***** PROVIDED RECORDS *****

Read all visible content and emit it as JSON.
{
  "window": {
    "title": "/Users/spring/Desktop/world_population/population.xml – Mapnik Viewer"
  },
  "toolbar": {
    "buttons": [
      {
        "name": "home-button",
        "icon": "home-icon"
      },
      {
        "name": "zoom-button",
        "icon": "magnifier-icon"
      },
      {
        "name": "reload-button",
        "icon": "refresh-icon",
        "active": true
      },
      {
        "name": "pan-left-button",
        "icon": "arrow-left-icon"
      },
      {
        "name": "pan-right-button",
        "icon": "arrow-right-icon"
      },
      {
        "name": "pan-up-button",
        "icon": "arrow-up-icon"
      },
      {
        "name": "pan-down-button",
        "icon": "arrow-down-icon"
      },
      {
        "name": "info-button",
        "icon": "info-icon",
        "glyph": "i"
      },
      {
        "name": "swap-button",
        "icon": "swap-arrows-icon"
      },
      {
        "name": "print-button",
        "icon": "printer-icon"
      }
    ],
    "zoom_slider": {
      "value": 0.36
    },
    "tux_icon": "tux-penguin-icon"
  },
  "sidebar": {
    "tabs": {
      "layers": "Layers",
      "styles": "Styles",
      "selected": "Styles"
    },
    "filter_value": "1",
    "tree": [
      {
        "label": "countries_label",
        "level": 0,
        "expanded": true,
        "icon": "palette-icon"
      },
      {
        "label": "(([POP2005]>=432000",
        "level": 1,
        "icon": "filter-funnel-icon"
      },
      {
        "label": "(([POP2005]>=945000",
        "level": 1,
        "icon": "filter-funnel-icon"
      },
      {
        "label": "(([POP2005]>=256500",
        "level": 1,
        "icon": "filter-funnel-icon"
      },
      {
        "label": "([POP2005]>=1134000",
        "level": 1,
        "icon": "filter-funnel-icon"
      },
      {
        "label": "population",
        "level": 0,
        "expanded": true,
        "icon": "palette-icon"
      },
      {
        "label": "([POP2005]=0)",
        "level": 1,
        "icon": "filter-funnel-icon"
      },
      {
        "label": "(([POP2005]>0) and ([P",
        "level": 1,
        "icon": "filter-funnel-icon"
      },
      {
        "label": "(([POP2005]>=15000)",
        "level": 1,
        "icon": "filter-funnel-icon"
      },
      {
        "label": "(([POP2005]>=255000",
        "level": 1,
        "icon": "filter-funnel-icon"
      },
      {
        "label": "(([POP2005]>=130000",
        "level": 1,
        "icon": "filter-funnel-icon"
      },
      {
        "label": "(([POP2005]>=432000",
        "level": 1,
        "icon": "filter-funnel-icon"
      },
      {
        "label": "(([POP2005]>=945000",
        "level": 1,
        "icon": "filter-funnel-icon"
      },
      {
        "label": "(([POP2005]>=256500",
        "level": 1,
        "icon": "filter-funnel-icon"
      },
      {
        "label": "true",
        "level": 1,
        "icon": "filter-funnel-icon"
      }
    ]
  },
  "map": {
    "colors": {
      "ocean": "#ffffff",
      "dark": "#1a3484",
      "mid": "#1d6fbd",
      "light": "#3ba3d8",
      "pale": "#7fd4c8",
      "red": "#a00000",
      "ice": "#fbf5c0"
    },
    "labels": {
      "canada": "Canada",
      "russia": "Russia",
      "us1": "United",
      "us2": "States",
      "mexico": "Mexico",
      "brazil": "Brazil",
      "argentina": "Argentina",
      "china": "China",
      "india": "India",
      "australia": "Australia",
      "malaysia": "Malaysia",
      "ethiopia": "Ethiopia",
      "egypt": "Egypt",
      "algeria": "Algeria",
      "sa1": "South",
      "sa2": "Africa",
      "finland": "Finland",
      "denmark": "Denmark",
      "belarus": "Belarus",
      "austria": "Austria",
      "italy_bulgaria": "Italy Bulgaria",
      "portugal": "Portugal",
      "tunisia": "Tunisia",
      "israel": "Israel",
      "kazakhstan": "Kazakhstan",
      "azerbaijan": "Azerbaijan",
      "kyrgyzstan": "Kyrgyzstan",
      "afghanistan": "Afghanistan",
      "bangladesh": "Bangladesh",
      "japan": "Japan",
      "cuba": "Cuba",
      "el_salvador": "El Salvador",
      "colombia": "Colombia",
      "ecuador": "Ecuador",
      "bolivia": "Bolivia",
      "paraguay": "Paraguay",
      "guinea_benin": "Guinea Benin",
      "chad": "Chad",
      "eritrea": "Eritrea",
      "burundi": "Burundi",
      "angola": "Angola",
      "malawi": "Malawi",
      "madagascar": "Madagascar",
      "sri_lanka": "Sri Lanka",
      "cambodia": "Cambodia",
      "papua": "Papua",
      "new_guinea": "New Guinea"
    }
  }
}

*****

• _TASK DESCRIPTION_
Check each line of the records above for the string "right", and report every line that has it.

• _OUTPUT FOR THIS TASK_
        "name": "pan-right-button",
        "icon": "arrow-right-icon"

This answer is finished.